==== Data to process ====

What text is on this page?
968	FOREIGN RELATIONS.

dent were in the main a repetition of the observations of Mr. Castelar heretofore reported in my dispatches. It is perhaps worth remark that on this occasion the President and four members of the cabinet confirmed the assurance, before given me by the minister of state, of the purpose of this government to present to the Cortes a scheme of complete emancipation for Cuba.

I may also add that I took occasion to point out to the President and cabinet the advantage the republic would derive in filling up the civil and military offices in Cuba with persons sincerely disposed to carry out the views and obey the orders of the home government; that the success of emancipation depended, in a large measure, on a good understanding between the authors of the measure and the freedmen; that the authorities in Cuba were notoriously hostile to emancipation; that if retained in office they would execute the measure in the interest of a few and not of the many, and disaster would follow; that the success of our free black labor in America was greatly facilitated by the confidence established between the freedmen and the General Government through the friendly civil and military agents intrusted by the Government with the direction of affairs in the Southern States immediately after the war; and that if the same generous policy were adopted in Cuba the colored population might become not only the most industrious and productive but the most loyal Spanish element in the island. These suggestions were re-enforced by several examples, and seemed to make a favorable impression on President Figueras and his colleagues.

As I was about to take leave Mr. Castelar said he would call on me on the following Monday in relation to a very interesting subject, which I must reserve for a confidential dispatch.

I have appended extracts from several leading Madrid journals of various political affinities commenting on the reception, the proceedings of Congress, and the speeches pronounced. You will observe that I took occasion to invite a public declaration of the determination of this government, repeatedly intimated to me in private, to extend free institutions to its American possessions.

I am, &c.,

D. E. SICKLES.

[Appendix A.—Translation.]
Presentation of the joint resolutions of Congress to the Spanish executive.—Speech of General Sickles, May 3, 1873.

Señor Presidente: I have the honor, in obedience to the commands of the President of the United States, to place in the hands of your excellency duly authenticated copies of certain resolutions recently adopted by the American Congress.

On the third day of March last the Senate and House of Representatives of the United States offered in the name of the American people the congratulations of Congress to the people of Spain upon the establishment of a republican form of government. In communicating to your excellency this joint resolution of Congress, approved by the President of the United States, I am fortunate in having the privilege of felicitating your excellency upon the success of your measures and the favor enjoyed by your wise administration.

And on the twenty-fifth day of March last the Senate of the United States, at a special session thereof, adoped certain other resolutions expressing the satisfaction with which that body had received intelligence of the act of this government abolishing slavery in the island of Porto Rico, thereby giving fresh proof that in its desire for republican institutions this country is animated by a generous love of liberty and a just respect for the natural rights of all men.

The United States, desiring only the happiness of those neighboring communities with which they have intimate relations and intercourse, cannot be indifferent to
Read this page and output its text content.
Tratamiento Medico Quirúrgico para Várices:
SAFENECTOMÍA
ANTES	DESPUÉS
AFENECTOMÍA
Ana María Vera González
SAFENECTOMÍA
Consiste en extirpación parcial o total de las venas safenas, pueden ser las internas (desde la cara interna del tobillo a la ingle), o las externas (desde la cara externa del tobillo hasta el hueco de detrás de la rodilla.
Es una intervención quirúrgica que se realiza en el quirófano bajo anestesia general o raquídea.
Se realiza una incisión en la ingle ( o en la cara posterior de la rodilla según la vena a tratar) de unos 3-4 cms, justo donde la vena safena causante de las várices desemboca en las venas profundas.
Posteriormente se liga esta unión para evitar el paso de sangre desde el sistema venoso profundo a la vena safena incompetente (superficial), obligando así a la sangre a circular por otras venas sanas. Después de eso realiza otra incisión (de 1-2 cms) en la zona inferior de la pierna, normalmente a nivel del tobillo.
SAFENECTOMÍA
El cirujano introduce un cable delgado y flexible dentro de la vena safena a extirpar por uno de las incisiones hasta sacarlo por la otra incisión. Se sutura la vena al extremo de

====

» **Exercise task**:
Reproduce every line from the entries that holds the word "text".

» **Task answer**:
What text is on this page?
Read this page and output its text content.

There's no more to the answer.